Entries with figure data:
····················

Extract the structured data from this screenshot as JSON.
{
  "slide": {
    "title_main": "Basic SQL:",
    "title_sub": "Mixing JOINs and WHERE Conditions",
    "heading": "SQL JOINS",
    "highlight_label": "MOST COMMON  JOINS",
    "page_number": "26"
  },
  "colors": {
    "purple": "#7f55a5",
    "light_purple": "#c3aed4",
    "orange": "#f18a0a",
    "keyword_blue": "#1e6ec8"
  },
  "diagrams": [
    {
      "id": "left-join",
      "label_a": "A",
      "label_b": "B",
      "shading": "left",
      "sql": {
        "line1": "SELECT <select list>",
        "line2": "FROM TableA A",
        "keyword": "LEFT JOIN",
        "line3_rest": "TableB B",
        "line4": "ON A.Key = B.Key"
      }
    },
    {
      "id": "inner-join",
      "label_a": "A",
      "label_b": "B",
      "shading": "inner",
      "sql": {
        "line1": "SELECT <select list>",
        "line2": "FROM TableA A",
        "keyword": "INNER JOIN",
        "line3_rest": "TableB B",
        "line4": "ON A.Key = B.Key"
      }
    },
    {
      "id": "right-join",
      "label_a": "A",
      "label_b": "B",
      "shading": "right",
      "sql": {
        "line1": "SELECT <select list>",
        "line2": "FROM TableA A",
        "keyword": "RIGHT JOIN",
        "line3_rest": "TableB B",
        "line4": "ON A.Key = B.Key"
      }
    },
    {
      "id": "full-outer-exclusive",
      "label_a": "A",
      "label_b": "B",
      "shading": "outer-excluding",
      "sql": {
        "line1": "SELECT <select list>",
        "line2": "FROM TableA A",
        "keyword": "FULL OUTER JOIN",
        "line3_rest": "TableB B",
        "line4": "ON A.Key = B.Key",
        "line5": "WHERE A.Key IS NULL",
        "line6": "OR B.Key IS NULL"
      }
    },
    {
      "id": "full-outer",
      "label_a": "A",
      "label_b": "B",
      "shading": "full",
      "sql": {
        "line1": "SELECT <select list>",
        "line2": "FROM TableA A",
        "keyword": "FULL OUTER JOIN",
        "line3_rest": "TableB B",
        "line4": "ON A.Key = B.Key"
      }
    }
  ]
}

····················

→ TASK PROMPT
The records above should be returned exactly.

→ ANSWER
Extract the structured data from this screenshot as JSON.
{
  "slide": {
    "title_main": "Basic SQL:",
    "title_sub": "Mixing JOINs and WHERE Conditions",
    "heading": "SQL JOINS",
    "highlight_label": "MOST COMMON  JOINS",
    "page_number": "26"
  },
  "colors": {
    "purple": "#7f55a5",
    "light_purple": "#c3aed4",
    "orange": "#f18a0a",
    "keyword_blue": "#1e6ec8"
  },
  "diagrams": [
    {
      "id": "left-join",
      "label_a": "A",
      "label_b": "B",
      "shading": "left",
      "sql": {
        "line1": "SELECT <select list>",
        "line2": "FROM TableA A",
        "keyword": "LEFT JOIN",
        "line3_rest": "TableB B",
        "line4": "ON A.Key = B.Key"
      }
    },
    {
      "id": "inner-join",
      "label_a": "A",
      "label_b": "B",
      "shading": "inner",
      "sql": {
        "line1": "SELECT <select list>",
        "line2": "FROM TableA A",
        "keyword": "INNER JOIN",
        "line3_rest": "TableB B",
        "line4": "ON A.Key = B.Key"
      }
    },
    {
      "id": "right-join",
      "label_a": "A",
      "label_b": "B",
      "shading": "right",
      "sql": {
        "line1": "SELECT <select list>",
        "line2": "FROM TableA A",
        "keyword": "RIGHT JOIN",
        "line3_rest": "TableB B",
        "line4": "ON A.Key = B.Key"
      }
    },
    {
      "id": "full-outer-exclusive",
      "label_a": "A",
      "label_b": "B",
      "shading": "outer-excluding",
      "sql": {
        "line1": "SELECT <select list>",
        "line2": "FROM TableA A",
        "keyword": "FULL OUTER JOIN",
        "line3_rest": "TableB B",
        "line4": "ON A.Key = B.Key",
        "line5": "WHERE A.Key IS NULL",
        "line6": "OR B.Key IS NULL"
      }
    },
    {
      "id": "full-outer",
      "label_a": "A",
      "label_b": "B",
      "shading": "full",
      "sql": {
        "line1": "SELECT <select list>",
        "line2": "FROM TableA A",
        "keyword": "FULL OUTER JOIN",
        "line3_rest": "TableB B",
        "line4": "ON A.Key = B.Key"
      }
    }
  ]
}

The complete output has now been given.